### Given request
Report each line of the data that has "Hvis" somewhere in it.

### Provided data
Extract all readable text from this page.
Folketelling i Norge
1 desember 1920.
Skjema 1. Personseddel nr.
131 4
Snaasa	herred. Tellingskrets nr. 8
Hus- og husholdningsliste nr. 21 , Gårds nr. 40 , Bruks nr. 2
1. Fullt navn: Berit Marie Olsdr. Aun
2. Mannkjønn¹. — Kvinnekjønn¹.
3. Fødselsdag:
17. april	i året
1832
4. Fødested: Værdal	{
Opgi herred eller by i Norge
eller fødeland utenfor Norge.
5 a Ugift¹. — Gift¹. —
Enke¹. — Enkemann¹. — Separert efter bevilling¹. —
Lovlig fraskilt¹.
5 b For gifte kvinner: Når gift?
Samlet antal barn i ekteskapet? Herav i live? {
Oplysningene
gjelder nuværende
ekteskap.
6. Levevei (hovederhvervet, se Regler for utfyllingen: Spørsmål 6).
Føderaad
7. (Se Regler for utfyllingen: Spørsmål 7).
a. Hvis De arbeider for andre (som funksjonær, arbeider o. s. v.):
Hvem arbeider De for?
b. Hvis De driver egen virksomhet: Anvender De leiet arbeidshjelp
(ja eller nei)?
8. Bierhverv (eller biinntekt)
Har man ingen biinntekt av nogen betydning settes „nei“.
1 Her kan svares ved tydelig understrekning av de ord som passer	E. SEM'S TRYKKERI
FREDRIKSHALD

### Output for this task
a. Hvis De arbeider for andre (som funksjonær, arbeider o. s. v.):
b. Hvis De driver egen virksomhet: Anvender De leiet arbeidshjelp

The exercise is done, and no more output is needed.